+++ Document segment +++

Lest we forget, celebrities are mere mortals like the rest of us.

In a brand context, Quartz explains the business benefits of the effect: “Admitting weakness is a tangible demonstration of honesty and, therefore, makes other claims more believable. Further to that, the best taglines harness the trade-off effect. We know from bitter experience that we don’t get anything for free in life. By admitting a weakness, a brand credibly establishes a related positive attribute.” They add that when a brand is truthful about its flaws, it can “persuade consumers that its weaknesses lie in inconsequential areas.”

Buffer, a major SaaS company known for its radical transparency (like publishing employee salaries online), openly flaunts its failings to benefit others experiencing similar problems. Take a look at some of their blogs from over the years, which even cover sensitive topics such as diversity and revenue. 

As big fans of this summarization, Buffer shares  Sparktoro founder Rand Fishkin’s outlook on transparency:

“Will sharing this bring value to my company?” 👈that’s marketing
“Will sharing this bring value to others, even if it doesn’t benefit me/my company?” 👈that’s transparency
I don’t particularly care for the former. I’m all in on the latter.

+++

Task list =>
1 - In the passage on brand transparency, write out the part starting at "Buffer, a major" and ending at "on the latter.", substituting "openness" for "transparency".
2 - Translate this sentence from the passage on brand transparency into Spanish: "We know from bitter experience that we don’t get anything for free in life."

+++ Dataset extract +++

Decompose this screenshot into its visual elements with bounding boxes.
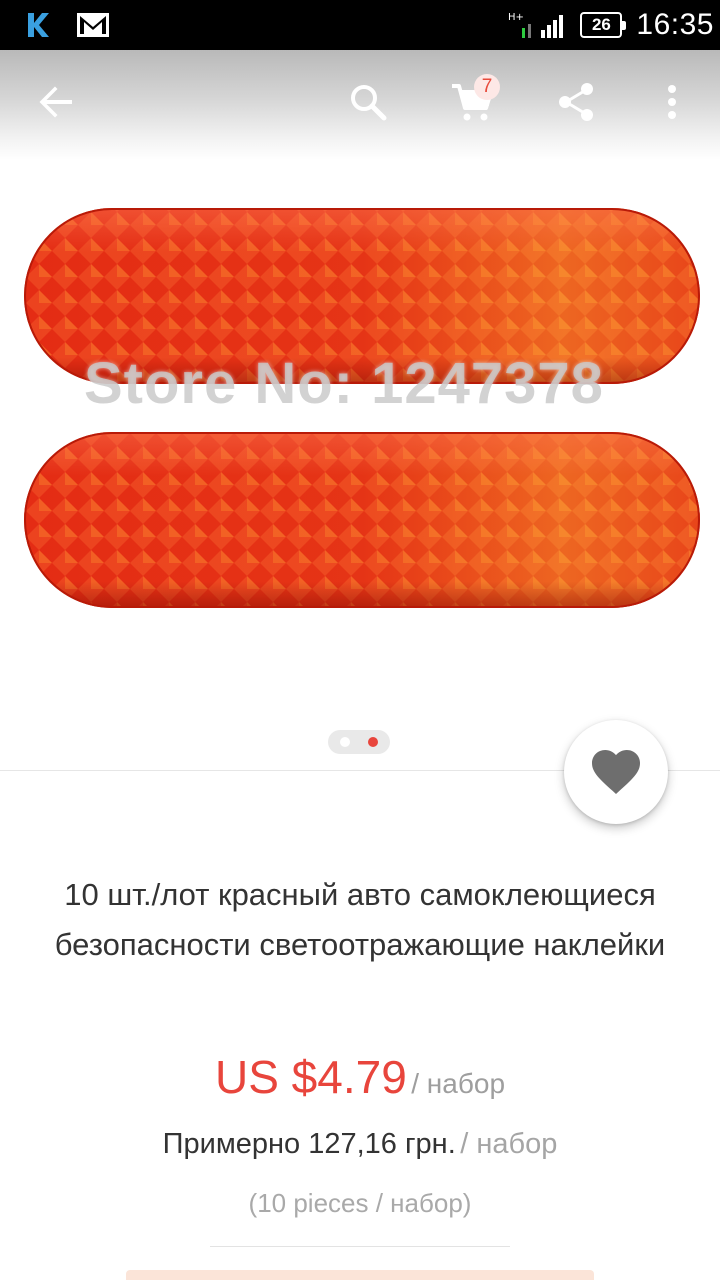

+++

Results =>
1 -
Buffer, a major SaaS company known for its radical openness (like publishing employee salaries online), openly flaunts its failings to benefit others experiencing similar problems. Take a look at some of their blogs from over the years, which even cover sensitive topics such as diversity and revenue. 

As big fans of this summarization, Buffer shares  Sparktoro founder Rand Fishkin’s outlook on openness:

“Will sharing this bring value to my company?” 👈that’s marketing
“Will sharing this bring value to others, even if it doesn’t benefit me/my company?” 👈that’s openness
I don’t particularly care for the former. I’m all in on the latter.

2 - Sabemos por amarga experiencia que en la vida no obtenemos nada gratis.